SET TASK: Without the pictures, return each record as it appears.

Saved entries:
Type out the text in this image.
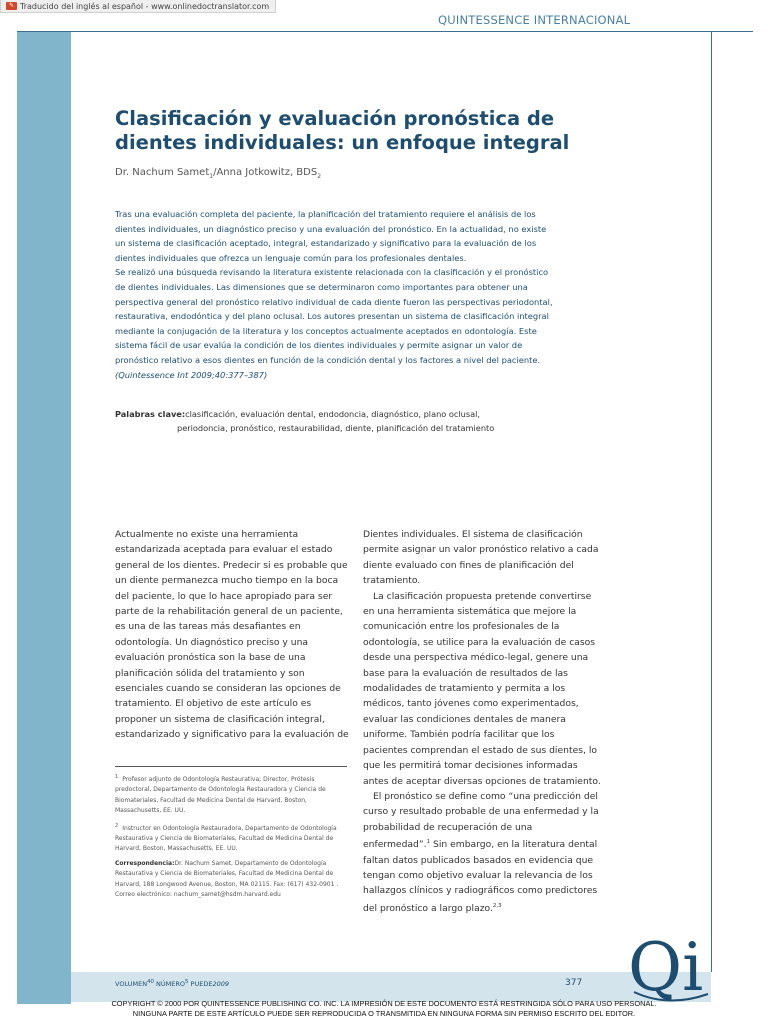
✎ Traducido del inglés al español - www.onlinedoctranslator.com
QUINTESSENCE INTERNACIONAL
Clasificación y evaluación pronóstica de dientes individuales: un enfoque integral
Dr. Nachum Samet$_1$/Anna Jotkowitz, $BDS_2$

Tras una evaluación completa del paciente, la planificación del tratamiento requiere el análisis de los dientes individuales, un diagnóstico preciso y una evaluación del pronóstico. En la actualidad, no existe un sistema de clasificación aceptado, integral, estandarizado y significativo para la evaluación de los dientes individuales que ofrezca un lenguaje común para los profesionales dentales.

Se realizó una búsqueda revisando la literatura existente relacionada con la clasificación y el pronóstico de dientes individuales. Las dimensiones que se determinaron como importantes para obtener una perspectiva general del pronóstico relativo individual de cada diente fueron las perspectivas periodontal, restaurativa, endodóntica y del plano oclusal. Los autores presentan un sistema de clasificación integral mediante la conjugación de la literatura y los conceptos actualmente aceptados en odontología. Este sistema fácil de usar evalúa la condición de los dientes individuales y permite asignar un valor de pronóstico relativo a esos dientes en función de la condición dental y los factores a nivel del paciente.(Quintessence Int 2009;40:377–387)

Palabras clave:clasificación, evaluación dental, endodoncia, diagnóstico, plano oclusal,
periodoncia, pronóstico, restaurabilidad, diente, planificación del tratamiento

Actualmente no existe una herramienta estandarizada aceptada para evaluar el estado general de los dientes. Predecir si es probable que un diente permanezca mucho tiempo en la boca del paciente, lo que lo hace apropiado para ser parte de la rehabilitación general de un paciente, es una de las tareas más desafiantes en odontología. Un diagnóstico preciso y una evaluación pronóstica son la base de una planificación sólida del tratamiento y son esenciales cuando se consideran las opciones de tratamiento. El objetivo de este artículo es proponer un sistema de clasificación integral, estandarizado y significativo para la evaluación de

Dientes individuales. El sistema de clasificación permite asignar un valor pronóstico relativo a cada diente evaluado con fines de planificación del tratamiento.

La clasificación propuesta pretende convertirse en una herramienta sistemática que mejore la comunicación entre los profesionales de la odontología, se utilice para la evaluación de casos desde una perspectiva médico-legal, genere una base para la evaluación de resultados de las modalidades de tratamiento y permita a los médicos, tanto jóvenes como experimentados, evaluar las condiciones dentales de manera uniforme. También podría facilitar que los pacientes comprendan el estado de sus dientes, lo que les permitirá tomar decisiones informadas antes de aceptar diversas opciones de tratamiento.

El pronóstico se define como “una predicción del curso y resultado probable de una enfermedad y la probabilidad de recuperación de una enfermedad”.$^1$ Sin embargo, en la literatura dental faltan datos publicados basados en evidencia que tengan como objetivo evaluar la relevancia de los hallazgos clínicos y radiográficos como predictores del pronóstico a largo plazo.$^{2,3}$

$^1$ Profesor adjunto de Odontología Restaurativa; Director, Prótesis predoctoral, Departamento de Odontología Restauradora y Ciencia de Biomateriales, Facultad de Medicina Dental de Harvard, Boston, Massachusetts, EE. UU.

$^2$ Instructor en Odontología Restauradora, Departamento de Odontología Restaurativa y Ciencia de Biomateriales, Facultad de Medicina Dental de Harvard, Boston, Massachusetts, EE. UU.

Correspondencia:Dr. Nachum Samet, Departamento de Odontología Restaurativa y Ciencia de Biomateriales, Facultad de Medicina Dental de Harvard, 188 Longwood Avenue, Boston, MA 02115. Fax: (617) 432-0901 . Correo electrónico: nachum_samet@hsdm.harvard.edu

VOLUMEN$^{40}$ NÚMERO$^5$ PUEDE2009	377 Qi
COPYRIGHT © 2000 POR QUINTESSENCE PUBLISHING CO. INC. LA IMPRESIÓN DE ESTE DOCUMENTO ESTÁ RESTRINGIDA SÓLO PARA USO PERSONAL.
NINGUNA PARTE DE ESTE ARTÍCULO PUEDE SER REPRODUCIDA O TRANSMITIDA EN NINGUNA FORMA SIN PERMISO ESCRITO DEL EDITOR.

RESULT:
Type out the text in this image.
✎ Traducido del inglés al español - www.onlinedoctranslator.com
QUINTESSENCE INTERNACIONAL
Clasificación y evaluación pronóstica de dientes individuales: un enfoque integral
Dr. Nachum Samet$_1$/Anna Jotkowitz, $BDS_2$

Tras una evaluación completa del paciente, la planificación del tratamiento requiere el análisis de los dientes individuales, un diagnóstico preciso y una evaluación del pronóstico. En la actualidad, no existe un sistema de clasificación aceptado, integral, estandarizado y significativo para la evaluación de los dientes individuales que ofrezca un lenguaje común para los profesionales dentales.

Se realizó una búsqueda revisando la literatura existente relacionada con la clasificación y el pronóstico de dientes individuales. Las dimensiones que se determinaron como importantes para obtener una perspectiva general del pronóstico relativo individual de cada diente fueron las perspectivas periodontal, restaurativa, endodóntica y del plano oclusal. Los autores presentan un sistema de clasificación integral mediante la conjugación de la literatura y los conceptos actualmente aceptados en odontología. Este sistema fácil de usar evalúa la condición de los dientes individuales y permite asignar un valor de pronóstico relativo a esos dientes en función de la condición dental y los factores a nivel del paciente.(Quintessence Int 2009;40:377–387)

Palabras clave:clasificación, evaluación dental, endodoncia, diagnóstico, plano oclusal,
periodoncia, pronóstico, restaurabilidad, diente, planificación del tratamiento

Actualmente no existe una herramienta estandarizada aceptada para evaluar el estado general de los dientes. Predecir si es probable que un diente permanezca mucho tiempo en la boca del paciente, lo que lo hace apropiado para ser parte de la rehabilitación general de un paciente, es una de las tareas más desafiantes en odontología. Un diagnóstico preciso y una evaluación pronóstica son la base de una planificación sólida del tratamiento y son esenciales cuando se consideran las opciones de tratamiento. El objetivo de este artículo es proponer un sistema de clasificación integral, estandarizado y significativo para la evaluación de

Dientes individuales. El sistema de clasificación permite asignar un valor pronóstico relativo a cada diente evaluado con fines de planificación del tratamiento.

La clasificación propuesta pretende convertirse en una herramienta sistemática que mejore la comunicación entre los profesionales de la odontología, se utilice para la evaluación de casos desde una perspectiva médico-legal, genere una base para la evaluación de resultados de las modalidades de tratamiento y permita a los médicos, tanto jóvenes como experimentados, evaluar las condiciones dentales de manera uniforme. También podría facilitar que los pacientes comprendan el estado de sus dientes, lo que les permitirá tomar decisiones informadas antes de aceptar diversas opciones de tratamiento.

El pronóstico se define como “una predicción del curso y resultado probable de una enfermedad y la probabilidad de recuperación de una enfermedad”.$^1$ Sin embargo, en la literatura dental faltan datos publicados basados en evidencia que tengan como objetivo evaluar la relevancia de los hallazgos clínicos y radiográficos como predictores del pronóstico a largo plazo.$^{2,3}$

$^1$ Profesor adjunto de Odontología Restaurativa; Director, Prótesis predoctoral, Departamento de Odontología Restauradora y Ciencia de Biomateriales, Facultad de Medicina Dental de Harvard, Boston, Massachusetts, EE. UU.

$^2$ Instructor en Odontología Restauradora, Departamento de Odontología Restaurativa y Ciencia de Biomateriales, Facultad de Medicina Dental de Harvard, Boston, Massachusetts, EE. UU.

Correspondencia:Dr. Nachum Samet, Departamento de Odontología Restaurativa y Ciencia de Biomateriales, Facultad de Medicina Dental de Harvard, 188 Longwood Avenue, Boston, MA 02115. Fax: (617) 432-0901 . Correo electrónico: nachum_samet@hsdm.harvard.edu

VOLUMEN$^{40}$ NÚMERO$^5$ PUEDE2009	377 Qi
COPYRIGHT © 2000 POR QUINTESSENCE PUBLISHING CO. INC. LA IMPRESIÓN DE ESTE DOCUMENTO ESTÁ RESTRINGIDA SÓLO PARA USO PERSONAL.
NINGUNA PARTE DE ESTE ARTÍCULO PUEDE SER REPRODUCIDA O TRANSMITIDA EN NINGUNA FORMA SIN PERMISO ESCRITO DEL EDITOR.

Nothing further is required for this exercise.